(WRITTEN INSTRUCTION) Images should be left out, and everything else in the listing reproduced exactly.

(RECORDS FOR THE EXERCISE)
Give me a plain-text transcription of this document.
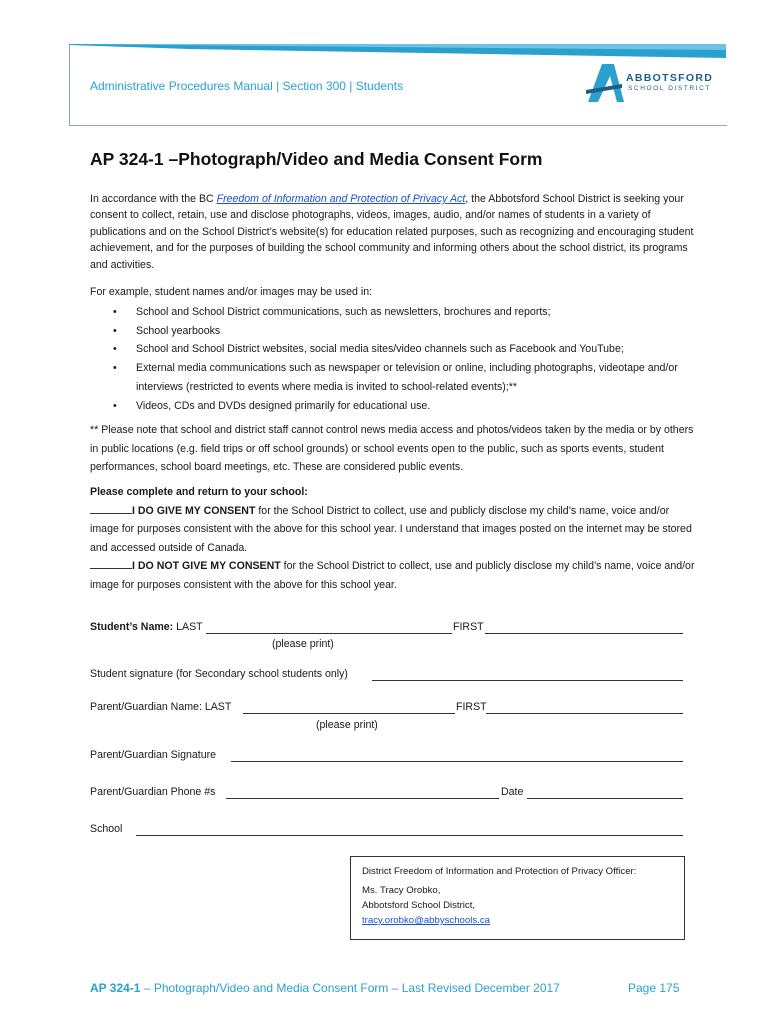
Administrative Procedures Manual | Section 300 | Students
ABBOTSFORD
SCHOOL DISTRICT
AP 324-1 –Photograph/Video and Media Consent Form

In accordance with the BC Freedom of Information and Protection of Privacy Act, the Abbotsford School District is seeking your consent to collect, retain, use and disclose photographs, videos, images, audio, and/or names of students in a variety of publications and on the School District’s website(s) for education related purposes, such as recognizing and encouraging student achievement, and for the purposes of building the school community and informing others about the school district, its programs and activities.

For example, student names and/or images may be used in:

• School and School District communications, such as newsletters, brochures and reports;
• School yearbooks
• School and School District websites, social media sites/video channels such as Facebook and YouTube;
• External media communications such as newspaper or television or online, including photographs, videotape and/or interviews (restricted to events where media is invited to school-related events);**
• Videos, CDs and DVDs designed primarily for educational use.

** Please note that school and district staff cannot control news media access and photos/videos taken by the media or by others in public locations (e.g. field trips or off school grounds) or school events open to the public, such as sports events, student performances, school board meetings, etc. These are considered public events.

Please complete and return to your school:
I DO GIVE MY CONSENT for the School District to collect, use and publicly disclose my child’s name, voice and/or image for purposes consistent with the above for this school year. I understand that images posted on the internet may be stored and accessed outside of Canada.
I DO NOT GIVE MY CONSENT for the School District to collect, use and publicly disclose my child’s name, voice and/or image for purposes consistent with the above for this school year.
Student’s Name: LAST	FIRST
(please print)
Student signature (for Secondary school students only)
Parent/Guardian Name: LAST	FIRST
(please print)
Parent/Guardian Signature
Parent/Guardian Phone #s	Date
School
District Freedom of Information and Protection of Privacy Officer:
Ms. Tracy Orobko,
Abbotsford School District,
tracy.orobko@abbyschools.ca
AP 324-1 – Photograph/Video and Media Consent Form – Last Revised December 2017	Page 175
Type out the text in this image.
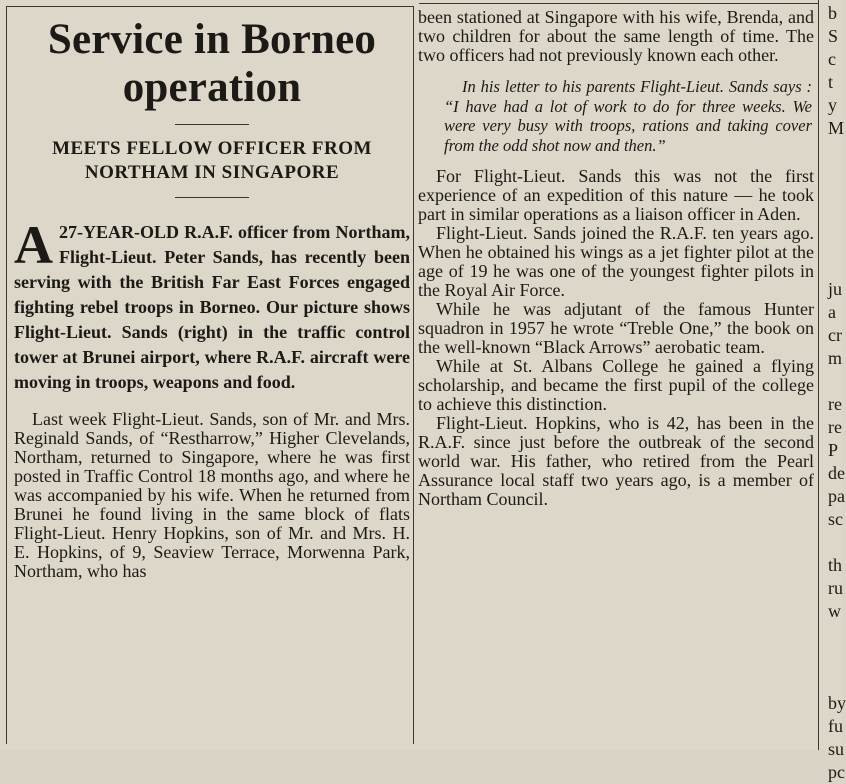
Service in Borneo operation
MEETS FELLOW OFFICER FROM NORTHAM IN SINGAPORE
A 27-YEAR-OLD R.A.F. officer from Northam, Flight-Lieut. Peter Sands, has recently been serving with the British Far East Forces engaged fighting rebel troops in Borneo. Our picture shows Flight-Lieut. Sands (right) in the traffic control tower at Brunei airport, where R.A.F. aircraft were moving in troops, weapons and food.

Last week Flight-Lieut. Sands, son of Mr. and Mrs. Reginald Sands, of “Restharrow,” Higher Clevelands, Northam, returned to Singapore, where he was first posted in Traffic Control 18 months ago, and where he was accompanied by his wife. When he returned from Brunei he found living in the same block of flats Flight-Lieut. Henry Hopkins, son of Mr. and Mrs. H. E. Hopkins, of 9, Seaview Terrace, Morwenna Park, Northam, who has

been stationed at Singapore with his wife, Brenda, and two children for about the same length of time. The two officers had not previously known each other.

In his letter to his parents Flight-Lieut. Sands says : “I have had a lot of work to do for three weeks. We were very busy with troops, rations and taking cover from the odd shot now and then.”

For Flight-Lieut. Sands this was not the first experience of an expedition of this nature — he took part in similar operations as a liaison officer in Aden.

Flight-Lieut. Sands joined the R.A.F. ten years ago. When he obtained his wings as a jet fighter pilot at the age of 19 he was one of the youngest fighter pilots in the Royal Air Force.

While he was adjutant of the famous Hunter squadron in 1957 he wrote “Treble One,” the book on the well-known “Black Arrows” aerobatic team.

While at St. Albans College he gained a flying scholarship, and became the first pupil of the college to achieve this distinction.

Flight-Lieut. Hopkins, who is 42, has been in the R.A.F. since just before the outbreak of the second world war. His father, who retired from the Pearl Assurance local staff two years ago, is a member of Northam Council.

b
S
c
t
y
M

ju
a
cr
m

re
re
P
de
pa
sc

th
ru
w

by
fu
su
pc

(FULL RESPONSE)
Give me a plain-text transcription of this document.
Administrative Procedures Manual | Section 300 | Students
ABBOTSFORD
SCHOOL DISTRICT
AP 324-1 –Photograph/Video and Media Consent Form

In accordance with the BC Freedom of Information and Protection of Privacy Act, the Abbotsford School District is seeking your consent to collect, retain, use and disclose photographs, videos, images, audio, and/or names of students in a variety of publications and on the School District’s website(s) for education related purposes, such as recognizing and encouraging student achievement, and for the purposes of building the school community and informing others about the school district, its programs and activities.

For example, student names and/or images may be used in:

• School and School District communications, such as newsletters, brochures and reports;
• School yearbooks
• School and School District websites, social media sites/video channels such as Facebook and YouTube;
• External media communications such as newspaper or television or online, including photographs, videotape and/or interviews (restricted to events where media is invited to school-related events);**
• Videos, CDs and DVDs designed primarily for educational use.

** Please note that school and district staff cannot control news media access and photos/videos taken by the media or by others in public locations (e.g. field trips or off school grounds) or school events open to the public, such as sports events, student performances, school board meetings, etc. These are considered public events.

Please complete and return to your school:
I DO GIVE MY CONSENT for the School District to collect, use and publicly disclose my child’s name, voice and/or image for purposes consistent with the above for this school year. I understand that images posted on the internet may be stored and accessed outside of Canada.
I DO NOT GIVE MY CONSENT for the School District to collect, use and publicly disclose my child’s name, voice and/or image for purposes consistent with the above for this school year.
Student’s Name: LAST	FIRST
(please print)
Student signature (for Secondary school students only)
Parent/Guardian Name: LAST	FIRST
(please print)
Parent/Guardian Signature
Parent/Guardian Phone #s	Date
School
District Freedom of Information and Protection of Privacy Officer:
Ms. Tracy Orobko,
Abbotsford School District,
tracy.orobko@abbyschools.ca
AP 324-1 – Photograph/Video and Media Consent Form – Last Revised December 2017	Page 175
Type out the text in this image.
Service in Borneo operation
MEETS FELLOW OFFICER FROM NORTHAM IN SINGAPORE
A 27-YEAR-OLD R.A.F. officer from Northam, Flight-Lieut. Peter Sands, has recently been serving with the British Far East Forces engaged fighting rebel troops in Borneo. Our picture shows Flight-Lieut. Sands (right) in the traffic control tower at Brunei airport, where R.A.F. aircraft were moving in troops, weapons and food.

Last week Flight-Lieut. Sands, son of Mr. and Mrs. Reginald Sands, of “Restharrow,” Higher Clevelands, Northam, returned to Singapore, where he was first posted in Traffic Control 18 months ago, and where he was accompanied by his wife. When he returned from Brunei he found living in the same block of flats Flight-Lieut. Henry Hopkins, son of Mr. and Mrs. H. E. Hopkins, of 9, Seaview Terrace, Morwenna Park, Northam, who has

been stationed at Singapore with his wife, Brenda, and two children for about the same length of time. The two officers had not previously known each other.

In his letter to his parents Flight-Lieut. Sands says : “I have had a lot of work to do for three weeks. We were very busy with troops, rations and taking cover from the odd shot now and then.”

For Flight-Lieut. Sands this was not the first experience of an expedition of this nature — he took part in similar operations as a liaison officer in Aden.

Flight-Lieut. Sands joined the R.A.F. ten years ago. When he obtained his wings as a jet fighter pilot at the age of 19 he was one of the youngest fighter pilots in the Royal Air Force.

While he was adjutant of the famous Hunter squadron in 1957 he wrote “Treble One,” the book on the well-known “Black Arrows” aerobatic team.

While at St. Albans College he gained a flying scholarship, and became the first pupil of the college to achieve this distinction.

Flight-Lieut. Hopkins, who is 42, has been in the R.A.F. since just before the outbreak of the second world war. His father, who retired from the Pearl Assurance local staff two years ago, is a member of Northam Council.

b
S
c
t
y
M

ju
a
cr
m

re
re
P
de
pa
sc

th
ru
w

by
fu
su
pc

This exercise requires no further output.